Copy out the data exactly, leaving the pictures behind.

=== Data excerpts ===

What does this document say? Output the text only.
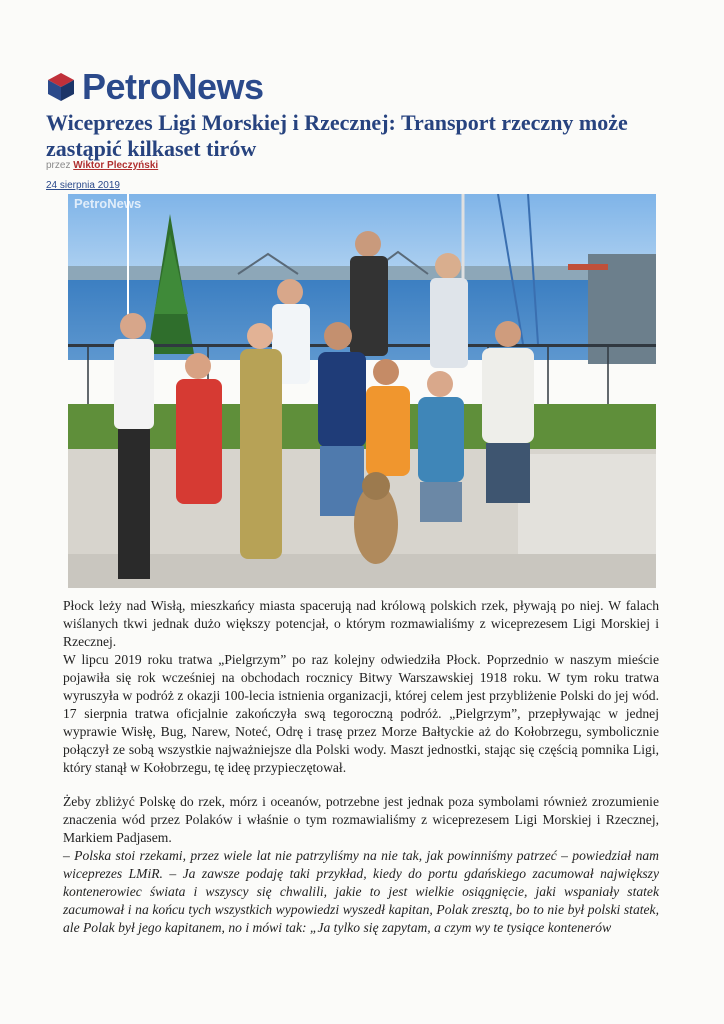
PetroNews
Wiceprezes Ligi Morskiej i Rzecznej: Transport rzeczny może zastąpić kilkaset tirów
przez Wiktor Pleczyński
24 sierpnia 2019
PetroNews

Płock leży nad Wisłą, mieszkańcy miasta spacerują nad królową polskich rzek, pływają po niej. W falach wiślanych tkwi jednak dużo większy potencjał, o którym rozmawialiśmy z wiceprezesem Ligi Morskiej i Rzecznej.

W lipcu 2019 roku tratwa „Pielgrzym” po raz kolejny odwiedziła Płock. Poprzednio w naszym mieście pojawiła się rok wcześniej na obchodach rocznicy Bitwy Warszawskiej 1918 roku. W tym roku tratwa wyruszyła w podróż z okazji 100-lecia istnienia organizacji, której celem jest przybliżenie Polski do jej wód. 17 sierpnia tratwa oficjalnie zakończyła swą tegoroczną podróż. „Pielgrzym”, przepływając w jednej wyprawie Wisłę, Bug, Narew, Noteć, Odrę i trasę przez Morze Bałtyckie aż do Kołobrzegu, symbolicznie połączył ze sobą wszystkie najważniejsze dla Polski wody. Maszt jednostki, stając się częścią pomnika Ligi, który stanął w Kołobrzegu, tę ideę przypieczętował.

Żeby zbliżyć Polskę do rzek, mórz i oceanów, potrzebne jest jednak poza symbolami również zrozumienie znaczenia wód przez Polaków i właśnie o tym rozmawialiśmy z wiceprezesem Ligi Morskiej i Rzecznej, Markiem Padjasem.

– Polska stoi rzekami, przez wiele lat nie patrzyliśmy na nie tak, jak powinniśmy patrzeć – powiedział nam wiceprezes LMiR. – Ja zawsze podaję taki przykład, kiedy do portu gdańskiego zacumował największy kontenerowiec świata i wszyscy się chwalili, jakie to jest wielkie osiągnięcie, jaki wspaniały statek zacumował i na końcu tych wszystkich wypowiedzi wyszedł kapitan, Polak zresztą, bo to nie był polski statek, ale Polak był jego kapitanem, no i mówi tak: „Ja tylko się zapytam, a czym wy te tysiące kontenerów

===

* Task response *
What does this document say? Output the text only.
PetroNews
Wiceprezes Ligi Morskiej i Rzecznej: Transport rzeczny może zastąpić kilkaset tirów
przez Wiktor Pleczyński
24 sierpnia 2019
PetroNews

Płock leży nad Wisłą, mieszkańcy miasta spacerują nad królową polskich rzek, pływają po niej. W falach wiślanych tkwi jednak dużo większy potencjał, o którym rozmawialiśmy z wiceprezesem Ligi Morskiej i Rzecznej.

W lipcu 2019 roku tratwa „Pielgrzym” po raz kolejny odwiedziła Płock. Poprzednio w naszym mieście pojawiła się rok wcześniej na obchodach rocznicy Bitwy Warszawskiej 1918 roku. W tym roku tratwa wyruszyła w podróż z okazji 100-lecia istnienia organizacji, której celem jest przybliżenie Polski do jej wód. 17 sierpnia tratwa oficjalnie zakończyła swą tegoroczną podróż. „Pielgrzym”, przepływając w jednej wyprawie Wisłę, Bug, Narew, Noteć, Odrę i trasę przez Morze Bałtyckie aż do Kołobrzegu, symbolicznie połączył ze sobą wszystkie najważniejsze dla Polski wody. Maszt jednostki, stając się częścią pomnika Ligi, który stanął w Kołobrzegu, tę ideę przypieczętował.

Żeby zbliżyć Polskę do rzek, mórz i oceanów, potrzebne jest jednak poza symbolami również zrozumienie znaczenia wód przez Polaków i właśnie o tym rozmawialiśmy z wiceprezesem Ligi Morskiej i Rzecznej, Markiem Padjasem.

– Polska stoi rzekami, przez wiele lat nie patrzyliśmy na nie tak, jak powinniśmy patrzeć – powiedział nam wiceprezes LMiR. – Ja zawsze podaję taki przykład, kiedy do portu gdańskiego zacumował największy kontenerowiec świata i wszyscy się chwalili, jakie to jest wielkie osiągnięcie, jaki wspaniały statek zacumował i na końcu tych wszystkich wypowiedzi wyszedł kapitan, Polak zresztą, bo to nie był polski statek, ale Polak był jego kapitanem, no i mówi tak: „Ja tylko się zapytam, a czym wy te tysiące kontenerów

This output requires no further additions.